== Given records ==

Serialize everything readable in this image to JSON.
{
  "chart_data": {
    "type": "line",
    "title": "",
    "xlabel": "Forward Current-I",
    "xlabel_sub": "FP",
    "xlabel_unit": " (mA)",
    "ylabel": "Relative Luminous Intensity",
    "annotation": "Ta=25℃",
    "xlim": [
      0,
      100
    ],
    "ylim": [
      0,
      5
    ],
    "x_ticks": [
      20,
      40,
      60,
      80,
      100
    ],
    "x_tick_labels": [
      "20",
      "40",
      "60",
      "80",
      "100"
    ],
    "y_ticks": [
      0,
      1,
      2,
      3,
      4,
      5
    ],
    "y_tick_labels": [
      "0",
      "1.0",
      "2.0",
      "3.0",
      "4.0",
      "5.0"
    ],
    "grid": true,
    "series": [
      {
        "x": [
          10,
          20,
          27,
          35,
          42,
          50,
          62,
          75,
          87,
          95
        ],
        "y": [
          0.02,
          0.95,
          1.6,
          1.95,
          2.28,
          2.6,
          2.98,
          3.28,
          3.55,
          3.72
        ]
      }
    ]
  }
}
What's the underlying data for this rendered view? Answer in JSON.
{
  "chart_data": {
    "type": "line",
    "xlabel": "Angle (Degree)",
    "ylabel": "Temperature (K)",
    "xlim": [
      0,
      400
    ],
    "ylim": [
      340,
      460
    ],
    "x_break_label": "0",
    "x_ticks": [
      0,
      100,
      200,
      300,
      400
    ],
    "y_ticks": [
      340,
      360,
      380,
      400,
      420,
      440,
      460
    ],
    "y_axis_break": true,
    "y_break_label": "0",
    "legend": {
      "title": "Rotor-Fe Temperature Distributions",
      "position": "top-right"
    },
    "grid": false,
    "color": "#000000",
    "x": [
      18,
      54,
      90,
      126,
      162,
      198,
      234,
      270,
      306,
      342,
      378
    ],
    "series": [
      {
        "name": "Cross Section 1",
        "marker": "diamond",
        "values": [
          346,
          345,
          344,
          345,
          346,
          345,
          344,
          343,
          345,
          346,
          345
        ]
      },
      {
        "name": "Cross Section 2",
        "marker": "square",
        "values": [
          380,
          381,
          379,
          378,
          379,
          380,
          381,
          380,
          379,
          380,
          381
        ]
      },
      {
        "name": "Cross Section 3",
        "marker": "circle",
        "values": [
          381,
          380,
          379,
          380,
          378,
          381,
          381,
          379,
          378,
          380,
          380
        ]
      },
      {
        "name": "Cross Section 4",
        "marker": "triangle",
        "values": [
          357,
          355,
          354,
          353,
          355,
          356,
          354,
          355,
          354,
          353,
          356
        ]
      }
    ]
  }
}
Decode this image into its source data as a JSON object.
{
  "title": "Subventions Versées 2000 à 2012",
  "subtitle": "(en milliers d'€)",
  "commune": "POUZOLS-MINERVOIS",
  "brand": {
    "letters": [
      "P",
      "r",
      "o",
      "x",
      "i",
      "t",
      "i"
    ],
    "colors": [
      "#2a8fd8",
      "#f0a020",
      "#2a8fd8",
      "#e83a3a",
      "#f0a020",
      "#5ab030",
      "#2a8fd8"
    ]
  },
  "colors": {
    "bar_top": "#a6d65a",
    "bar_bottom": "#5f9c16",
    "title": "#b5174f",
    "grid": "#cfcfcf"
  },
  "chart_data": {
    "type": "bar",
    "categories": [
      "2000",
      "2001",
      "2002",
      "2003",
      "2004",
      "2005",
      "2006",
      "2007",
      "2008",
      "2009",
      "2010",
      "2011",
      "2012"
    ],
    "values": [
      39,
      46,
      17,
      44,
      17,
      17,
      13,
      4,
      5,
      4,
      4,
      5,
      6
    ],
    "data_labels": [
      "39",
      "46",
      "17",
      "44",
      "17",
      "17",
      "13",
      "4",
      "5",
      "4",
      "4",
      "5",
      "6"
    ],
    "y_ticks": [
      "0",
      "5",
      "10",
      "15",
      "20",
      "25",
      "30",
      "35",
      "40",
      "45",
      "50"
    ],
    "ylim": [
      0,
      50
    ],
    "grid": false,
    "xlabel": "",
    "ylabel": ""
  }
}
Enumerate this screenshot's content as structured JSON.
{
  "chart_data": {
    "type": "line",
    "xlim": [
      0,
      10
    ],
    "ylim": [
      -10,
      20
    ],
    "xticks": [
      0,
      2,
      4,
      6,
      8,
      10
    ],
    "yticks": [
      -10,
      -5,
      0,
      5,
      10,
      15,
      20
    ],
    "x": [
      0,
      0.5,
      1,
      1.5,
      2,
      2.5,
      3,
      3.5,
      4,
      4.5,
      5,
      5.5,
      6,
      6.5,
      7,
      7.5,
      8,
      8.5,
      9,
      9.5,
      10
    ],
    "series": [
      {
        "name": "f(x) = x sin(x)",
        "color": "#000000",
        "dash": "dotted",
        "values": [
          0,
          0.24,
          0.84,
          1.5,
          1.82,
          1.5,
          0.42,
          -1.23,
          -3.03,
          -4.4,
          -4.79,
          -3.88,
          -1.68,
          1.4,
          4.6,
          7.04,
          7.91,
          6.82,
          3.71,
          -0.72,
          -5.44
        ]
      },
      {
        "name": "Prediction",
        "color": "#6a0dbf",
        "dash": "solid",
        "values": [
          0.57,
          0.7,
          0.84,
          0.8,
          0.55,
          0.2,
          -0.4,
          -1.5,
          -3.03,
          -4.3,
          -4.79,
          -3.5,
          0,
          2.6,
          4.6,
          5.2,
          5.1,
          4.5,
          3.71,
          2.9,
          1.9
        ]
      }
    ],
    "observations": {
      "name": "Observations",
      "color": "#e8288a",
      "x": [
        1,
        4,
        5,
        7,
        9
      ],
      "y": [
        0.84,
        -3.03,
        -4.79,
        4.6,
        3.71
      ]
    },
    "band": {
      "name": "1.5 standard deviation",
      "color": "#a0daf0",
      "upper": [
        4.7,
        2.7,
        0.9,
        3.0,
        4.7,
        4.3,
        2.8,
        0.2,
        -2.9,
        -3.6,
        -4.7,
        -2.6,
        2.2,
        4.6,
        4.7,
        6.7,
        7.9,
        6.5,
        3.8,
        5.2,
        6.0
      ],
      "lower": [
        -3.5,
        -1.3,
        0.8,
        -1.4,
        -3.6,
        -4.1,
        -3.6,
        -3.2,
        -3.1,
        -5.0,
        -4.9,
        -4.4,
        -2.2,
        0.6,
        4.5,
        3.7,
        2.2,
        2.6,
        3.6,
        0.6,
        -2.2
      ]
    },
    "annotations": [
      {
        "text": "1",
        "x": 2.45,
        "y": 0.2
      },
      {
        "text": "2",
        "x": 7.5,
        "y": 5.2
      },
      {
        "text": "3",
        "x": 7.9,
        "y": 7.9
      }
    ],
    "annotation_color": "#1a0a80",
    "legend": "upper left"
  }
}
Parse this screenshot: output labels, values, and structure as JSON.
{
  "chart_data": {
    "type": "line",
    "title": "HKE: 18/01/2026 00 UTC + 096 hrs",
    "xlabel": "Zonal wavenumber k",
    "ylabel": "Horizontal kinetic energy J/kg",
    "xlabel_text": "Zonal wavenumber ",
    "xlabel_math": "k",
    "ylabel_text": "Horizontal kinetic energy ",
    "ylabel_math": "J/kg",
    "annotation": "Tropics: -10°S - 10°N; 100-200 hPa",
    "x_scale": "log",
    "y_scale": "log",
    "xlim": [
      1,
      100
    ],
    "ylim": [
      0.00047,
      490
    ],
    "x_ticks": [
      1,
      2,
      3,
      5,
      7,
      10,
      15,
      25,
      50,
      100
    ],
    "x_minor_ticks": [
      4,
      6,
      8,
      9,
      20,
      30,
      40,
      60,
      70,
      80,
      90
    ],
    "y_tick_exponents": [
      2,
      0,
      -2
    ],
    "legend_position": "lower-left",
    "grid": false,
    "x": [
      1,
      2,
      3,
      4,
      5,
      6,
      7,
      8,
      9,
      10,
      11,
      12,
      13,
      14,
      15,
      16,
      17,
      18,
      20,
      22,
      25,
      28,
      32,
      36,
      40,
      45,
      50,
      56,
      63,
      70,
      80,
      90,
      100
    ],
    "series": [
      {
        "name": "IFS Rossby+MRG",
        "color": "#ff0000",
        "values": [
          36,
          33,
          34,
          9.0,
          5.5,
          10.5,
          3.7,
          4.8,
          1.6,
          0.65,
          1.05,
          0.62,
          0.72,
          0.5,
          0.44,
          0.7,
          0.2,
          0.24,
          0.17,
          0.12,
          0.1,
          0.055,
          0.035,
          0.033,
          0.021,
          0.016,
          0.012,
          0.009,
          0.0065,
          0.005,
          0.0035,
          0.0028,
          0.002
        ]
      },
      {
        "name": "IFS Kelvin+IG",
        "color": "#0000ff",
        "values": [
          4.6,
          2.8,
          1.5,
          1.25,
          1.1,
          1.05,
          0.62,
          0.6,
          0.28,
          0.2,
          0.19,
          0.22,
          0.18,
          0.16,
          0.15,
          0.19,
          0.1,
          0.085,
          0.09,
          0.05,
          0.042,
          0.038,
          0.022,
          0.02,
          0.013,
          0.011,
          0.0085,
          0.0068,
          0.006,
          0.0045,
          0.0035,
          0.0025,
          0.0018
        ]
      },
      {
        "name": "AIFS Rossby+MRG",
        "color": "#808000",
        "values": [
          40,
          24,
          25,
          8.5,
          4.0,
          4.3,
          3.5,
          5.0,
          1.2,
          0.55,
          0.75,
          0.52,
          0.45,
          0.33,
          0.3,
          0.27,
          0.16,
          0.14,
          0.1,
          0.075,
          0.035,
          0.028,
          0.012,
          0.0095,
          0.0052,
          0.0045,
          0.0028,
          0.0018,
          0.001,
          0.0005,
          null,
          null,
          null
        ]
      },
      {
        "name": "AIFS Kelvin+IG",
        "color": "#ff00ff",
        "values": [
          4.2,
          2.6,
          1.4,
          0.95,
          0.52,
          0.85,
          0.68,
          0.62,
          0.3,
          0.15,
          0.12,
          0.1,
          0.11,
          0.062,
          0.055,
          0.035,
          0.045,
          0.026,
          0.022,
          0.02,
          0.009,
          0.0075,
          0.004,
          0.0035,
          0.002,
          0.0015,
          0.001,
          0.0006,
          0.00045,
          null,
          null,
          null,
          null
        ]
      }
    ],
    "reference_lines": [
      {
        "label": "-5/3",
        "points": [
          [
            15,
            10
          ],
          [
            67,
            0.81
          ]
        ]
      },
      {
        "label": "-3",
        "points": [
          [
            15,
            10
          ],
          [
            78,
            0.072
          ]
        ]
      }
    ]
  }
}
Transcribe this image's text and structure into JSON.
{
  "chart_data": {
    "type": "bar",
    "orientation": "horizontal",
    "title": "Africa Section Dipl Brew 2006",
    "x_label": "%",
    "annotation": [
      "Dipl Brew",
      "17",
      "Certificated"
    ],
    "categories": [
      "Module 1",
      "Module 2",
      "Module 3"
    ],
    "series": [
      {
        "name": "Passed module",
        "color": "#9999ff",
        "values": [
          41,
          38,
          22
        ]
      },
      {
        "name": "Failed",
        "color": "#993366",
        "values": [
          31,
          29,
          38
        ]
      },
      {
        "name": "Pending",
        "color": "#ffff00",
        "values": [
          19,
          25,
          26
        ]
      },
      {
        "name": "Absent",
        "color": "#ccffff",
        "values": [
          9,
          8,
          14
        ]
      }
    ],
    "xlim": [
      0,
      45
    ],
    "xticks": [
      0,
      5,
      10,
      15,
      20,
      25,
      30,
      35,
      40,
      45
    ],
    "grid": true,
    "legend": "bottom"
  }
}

===

Requirements: Say, as a number only, how many lines of the data contain "screenshot".

Reply: 2